(Dataset entries)
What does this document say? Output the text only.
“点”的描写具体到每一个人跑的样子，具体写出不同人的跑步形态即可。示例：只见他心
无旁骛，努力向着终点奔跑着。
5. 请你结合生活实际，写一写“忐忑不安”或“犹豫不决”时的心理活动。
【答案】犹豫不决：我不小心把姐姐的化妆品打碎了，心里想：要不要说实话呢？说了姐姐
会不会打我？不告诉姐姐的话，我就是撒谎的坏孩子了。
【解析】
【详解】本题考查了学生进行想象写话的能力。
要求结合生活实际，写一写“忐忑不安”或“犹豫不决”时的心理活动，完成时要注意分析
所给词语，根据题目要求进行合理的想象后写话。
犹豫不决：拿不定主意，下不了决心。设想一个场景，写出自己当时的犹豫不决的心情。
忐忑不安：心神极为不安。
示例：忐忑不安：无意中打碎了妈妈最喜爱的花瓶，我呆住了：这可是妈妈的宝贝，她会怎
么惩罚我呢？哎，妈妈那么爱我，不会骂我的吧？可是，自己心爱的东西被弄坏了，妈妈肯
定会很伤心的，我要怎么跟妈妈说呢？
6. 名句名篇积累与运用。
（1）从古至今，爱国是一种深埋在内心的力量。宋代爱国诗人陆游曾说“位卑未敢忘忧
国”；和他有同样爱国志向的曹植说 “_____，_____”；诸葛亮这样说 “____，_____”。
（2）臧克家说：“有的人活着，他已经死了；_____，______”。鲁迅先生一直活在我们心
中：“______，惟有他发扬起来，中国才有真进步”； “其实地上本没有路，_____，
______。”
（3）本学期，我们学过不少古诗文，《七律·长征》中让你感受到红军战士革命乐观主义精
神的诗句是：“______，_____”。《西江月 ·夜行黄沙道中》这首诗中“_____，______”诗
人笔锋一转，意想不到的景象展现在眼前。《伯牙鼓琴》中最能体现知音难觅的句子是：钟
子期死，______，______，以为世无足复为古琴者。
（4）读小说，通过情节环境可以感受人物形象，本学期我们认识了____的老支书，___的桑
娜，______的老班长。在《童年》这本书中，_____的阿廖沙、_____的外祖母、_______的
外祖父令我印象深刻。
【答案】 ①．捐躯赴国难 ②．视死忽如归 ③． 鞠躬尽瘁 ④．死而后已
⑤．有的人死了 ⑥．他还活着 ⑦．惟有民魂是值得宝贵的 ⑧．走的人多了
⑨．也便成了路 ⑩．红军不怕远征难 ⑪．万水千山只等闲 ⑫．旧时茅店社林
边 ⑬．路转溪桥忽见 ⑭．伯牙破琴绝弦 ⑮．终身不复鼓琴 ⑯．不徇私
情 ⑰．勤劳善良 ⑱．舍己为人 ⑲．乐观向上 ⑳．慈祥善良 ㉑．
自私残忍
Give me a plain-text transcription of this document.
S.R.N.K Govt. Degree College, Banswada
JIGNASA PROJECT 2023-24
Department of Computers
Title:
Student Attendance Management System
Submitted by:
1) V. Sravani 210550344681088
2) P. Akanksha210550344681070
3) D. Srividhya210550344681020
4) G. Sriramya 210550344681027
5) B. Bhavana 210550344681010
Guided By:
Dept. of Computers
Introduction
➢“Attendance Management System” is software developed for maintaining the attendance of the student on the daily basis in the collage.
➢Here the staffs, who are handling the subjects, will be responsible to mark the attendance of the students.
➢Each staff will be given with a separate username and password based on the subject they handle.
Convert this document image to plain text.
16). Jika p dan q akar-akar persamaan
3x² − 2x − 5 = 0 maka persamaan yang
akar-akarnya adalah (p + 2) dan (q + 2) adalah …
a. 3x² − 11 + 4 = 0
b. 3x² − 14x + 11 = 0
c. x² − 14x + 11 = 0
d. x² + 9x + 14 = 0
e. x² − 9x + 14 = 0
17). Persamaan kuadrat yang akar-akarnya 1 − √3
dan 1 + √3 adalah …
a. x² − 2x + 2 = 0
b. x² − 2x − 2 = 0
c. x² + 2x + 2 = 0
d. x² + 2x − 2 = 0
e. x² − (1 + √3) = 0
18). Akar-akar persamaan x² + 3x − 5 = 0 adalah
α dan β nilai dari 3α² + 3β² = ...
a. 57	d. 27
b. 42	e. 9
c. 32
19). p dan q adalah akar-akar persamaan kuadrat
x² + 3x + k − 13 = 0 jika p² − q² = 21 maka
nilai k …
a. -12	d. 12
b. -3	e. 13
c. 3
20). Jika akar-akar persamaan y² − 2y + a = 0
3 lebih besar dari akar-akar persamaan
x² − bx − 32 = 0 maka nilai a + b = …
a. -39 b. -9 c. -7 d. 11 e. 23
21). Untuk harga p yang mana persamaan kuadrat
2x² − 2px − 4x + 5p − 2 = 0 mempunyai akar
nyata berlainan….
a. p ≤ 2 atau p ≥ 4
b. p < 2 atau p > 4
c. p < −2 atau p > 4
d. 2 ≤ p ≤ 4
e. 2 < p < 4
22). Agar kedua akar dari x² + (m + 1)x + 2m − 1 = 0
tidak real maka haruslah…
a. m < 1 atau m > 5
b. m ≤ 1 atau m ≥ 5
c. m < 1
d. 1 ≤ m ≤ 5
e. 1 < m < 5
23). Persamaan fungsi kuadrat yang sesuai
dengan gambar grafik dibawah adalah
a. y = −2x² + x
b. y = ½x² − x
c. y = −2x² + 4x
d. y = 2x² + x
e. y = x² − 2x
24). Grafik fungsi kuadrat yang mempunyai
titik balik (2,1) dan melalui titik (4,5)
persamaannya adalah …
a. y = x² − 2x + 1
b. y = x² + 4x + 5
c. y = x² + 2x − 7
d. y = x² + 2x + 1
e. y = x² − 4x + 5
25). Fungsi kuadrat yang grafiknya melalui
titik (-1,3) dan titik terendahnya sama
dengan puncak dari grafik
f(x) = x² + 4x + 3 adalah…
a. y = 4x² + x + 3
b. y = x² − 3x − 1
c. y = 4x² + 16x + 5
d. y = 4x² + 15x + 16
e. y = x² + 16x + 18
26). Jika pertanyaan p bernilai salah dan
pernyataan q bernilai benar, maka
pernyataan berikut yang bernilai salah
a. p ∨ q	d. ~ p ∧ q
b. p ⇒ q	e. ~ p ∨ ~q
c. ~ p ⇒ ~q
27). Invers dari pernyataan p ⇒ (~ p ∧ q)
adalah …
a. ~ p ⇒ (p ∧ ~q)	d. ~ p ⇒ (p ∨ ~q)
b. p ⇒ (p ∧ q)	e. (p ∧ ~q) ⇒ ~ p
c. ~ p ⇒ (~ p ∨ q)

[WHAT THE EXERCISE ASKS]
In the entries above, identify every line with the string "犹豫不决".

[SOLUTION TO THIS TASK]
5. 请你结合生活实际，写一写“忐忑不安”或“犹豫不决”时的心理活动。
【答案】犹豫不决：我不小心把姐姐的化妆品打碎了，心里想：要不要说实话呢？说了姐姐
要求结合生活实际，写一写“忐忑不安”或“犹豫不决”时的心理活动，完成时要注意分析
犹豫不决：拿不定主意，下不了决心。设想一个场景，写出自己当时的犹豫不决的心情。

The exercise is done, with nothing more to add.